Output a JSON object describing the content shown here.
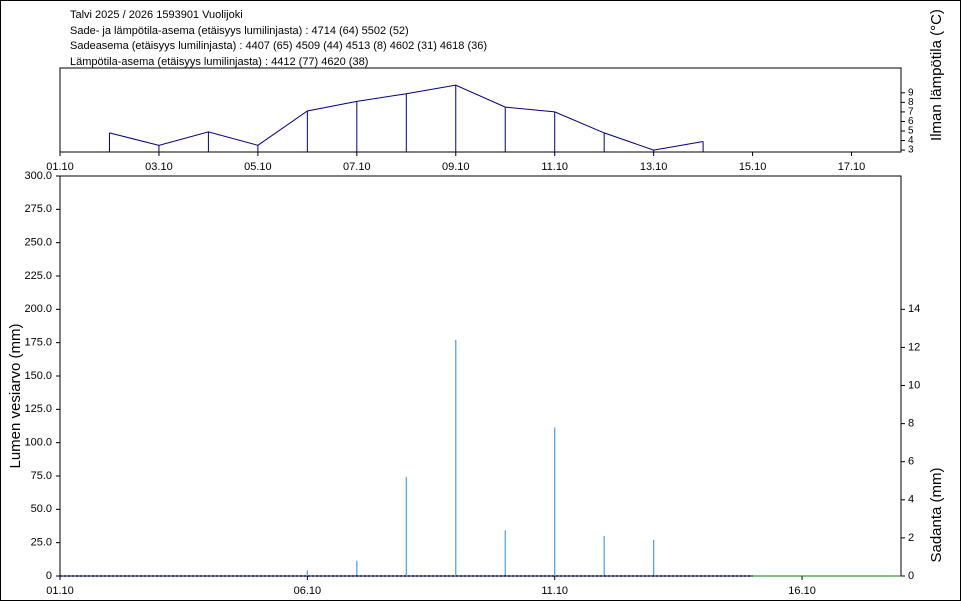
{
  "header": {
    "lines": [
      "Talvi 2025 / 2026 1593901 Vuolijoki",
      "Sade- ja lämpötila-asema (etäisyys lumilinjasta) :  4714 (64) 5502 (52)",
      "Sadeasema (etäisyys lumilinjasta) :  4407 (65) 4509 (44) 4513 (8) 4602 (31) 4618 (36)",
      "Lämpötila-asema (etäisyys lumilinjasta) :  4412 (77) 4620 (38)"
    ]
  },
  "chart_data": [
    {
      "type": "line",
      "y2_label": "Ilman lämpötila (°C)",
      "xlim": [
        1,
        18
      ],
      "xticks": [
        {
          "value": 1,
          "label": "01.10"
        },
        {
          "value": 3,
          "label": "03.10"
        },
        {
          "value": 5,
          "label": "05.10"
        },
        {
          "value": 7,
          "label": "07.10"
        },
        {
          "value": 9,
          "label": "09.10"
        },
        {
          "value": 11,
          "label": "11.10"
        },
        {
          "value": 13,
          "label": "13.10"
        },
        {
          "value": 15,
          "label": "15.10"
        },
        {
          "value": 17,
          "label": "17.10"
        }
      ],
      "y2lim": [
        2.8,
        11.6
      ],
      "y2ticks": [
        3,
        4,
        5,
        6,
        7,
        8,
        9
      ],
      "series": [
        {
          "color": "#000080",
          "axis": "y2",
          "droplines": true,
          "x": [
            2,
            3,
            4,
            5,
            6,
            7,
            8,
            9,
            10,
            11,
            12,
            13,
            14
          ],
          "values": [
            4.8,
            3.5,
            4.9,
            3.5,
            7.1,
            8.1,
            8.9,
            9.8,
            7.5,
            7.0,
            4.8,
            3.0,
            3.9
          ]
        }
      ]
    },
    {
      "type": "line",
      "ylabel": "Lumen vesiarvo (mm)",
      "y2_label": "Sadanta (mm)",
      "xlim": [
        1,
        18
      ],
      "xticks": [
        {
          "value": 1,
          "label": "01.10"
        },
        {
          "value": 6,
          "label": "06.10"
        },
        {
          "value": 11,
          "label": "11.10"
        },
        {
          "value": 16,
          "label": "16.10"
        }
      ],
      "ylim": [
        0,
        300
      ],
      "yticks": [
        0,
        {
          "value": 25,
          "label": "25.0"
        },
        {
          "value": 50,
          "label": "50.0"
        },
        {
          "value": 75,
          "label": "75.0"
        },
        {
          "value": 100,
          "label": "100.0"
        },
        {
          "value": 125,
          "label": "125.0"
        },
        {
          "value": 150,
          "label": "150.0"
        },
        {
          "value": 175,
          "label": "175.0"
        },
        {
          "value": 200,
          "label": "200.0"
        },
        {
          "value": 225,
          "label": "225.0"
        },
        {
          "value": 250,
          "label": "250.0"
        },
        {
          "value": 275,
          "label": "275.0"
        },
        {
          "value": 300,
          "label": "300.0"
        }
      ],
      "y2lim": [
        0,
        21
      ],
      "y2ticks": [
        0,
        2,
        4,
        6,
        8,
        10,
        12,
        14
      ],
      "series": [
        {
          "type": "bar",
          "color": "#4a9ee0",
          "axis": "y2",
          "x": [
            6,
            7,
            8,
            9,
            10,
            11,
            12,
            13
          ],
          "values": [
            0.3,
            0.8,
            5.2,
            12.4,
            2.4,
            7.8,
            2.1,
            1.9
          ]
        },
        {
          "type": "line",
          "color": "#000080",
          "dashed": true,
          "axis": "y",
          "x": [
            1,
            3,
            5,
            7,
            9,
            11,
            13,
            15
          ],
          "values": [
            0,
            0,
            0,
            0,
            0,
            0,
            0,
            0
          ]
        },
        {
          "type": "line",
          "color": "#008000",
          "axis": "y",
          "x": [
            15,
            18
          ],
          "values": [
            0,
            0
          ]
        }
      ]
    }
  ]
}
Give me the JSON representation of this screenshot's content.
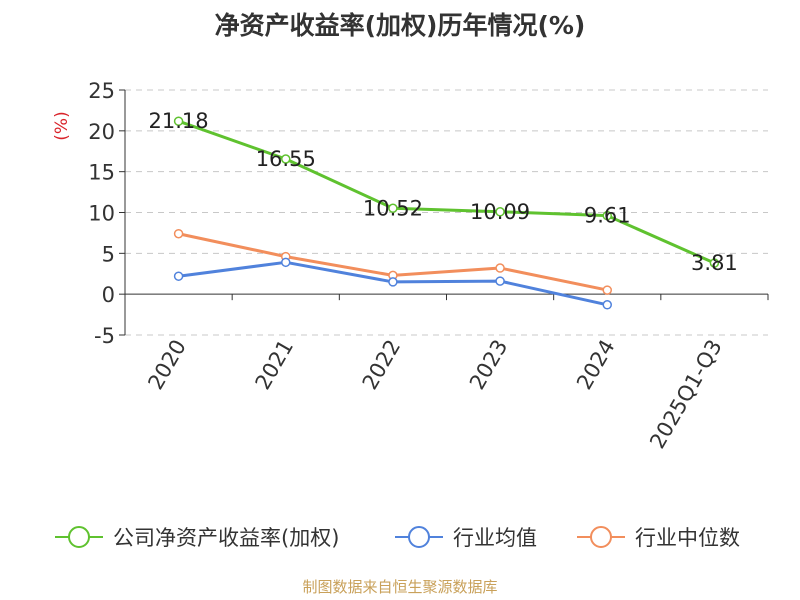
{
  "chart_data": {
    "type": "line",
    "title": "净资产收益率(加权)历年情况(%)",
    "ylabel": "(%)",
    "xlabel": "",
    "categories": [
      "2020",
      "2021",
      "2022",
      "2023",
      "2024",
      "2025Q1-Q3"
    ],
    "ylim": [
      -5,
      25
    ],
    "yticks": [
      "25",
      "20",
      "15",
      "10",
      "5",
      "0",
      "-5"
    ],
    "grid": true,
    "legend_position": "bottom",
    "series": [
      {
        "name": "公司净资产收益率(加权)",
        "color": "#5fc22f",
        "values": [
          21.18,
          16.55,
          10.52,
          10.09,
          9.61,
          3.81
        ],
        "labels": [
          "21.18",
          "16.55",
          "10.52",
          "10.09",
          "9.61",
          "3.81"
        ]
      },
      {
        "name": "行业均值",
        "color": "#5082dc",
        "values": [
          2.2,
          3.9,
          1.5,
          1.6,
          -1.3,
          null
        ]
      },
      {
        "name": "行业中位数",
        "color": "#f28e5c",
        "values": [
          7.4,
          4.6,
          2.3,
          3.2,
          0.5,
          null
        ]
      }
    ]
  },
  "footer": {
    "source": "制图数据来自恒生聚源数据库"
  }
}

Goal.
Identify all lines where the word "lumilinjasta" shows up. Copy them.

Written answer.
      "Sade- ja lämpötila-asema (etäisyys lumilinjasta) :  4714 (64) 5502 (52)",
      "Sadeasema (etäisyys lumilinjasta) :  4407 (65) 4509 (44) 4513 (8) 4602 (31) 4618 (36)",
      "Lämpötila-asema (etäisyys lumilinjasta) :  4412 (77) 4620 (38)"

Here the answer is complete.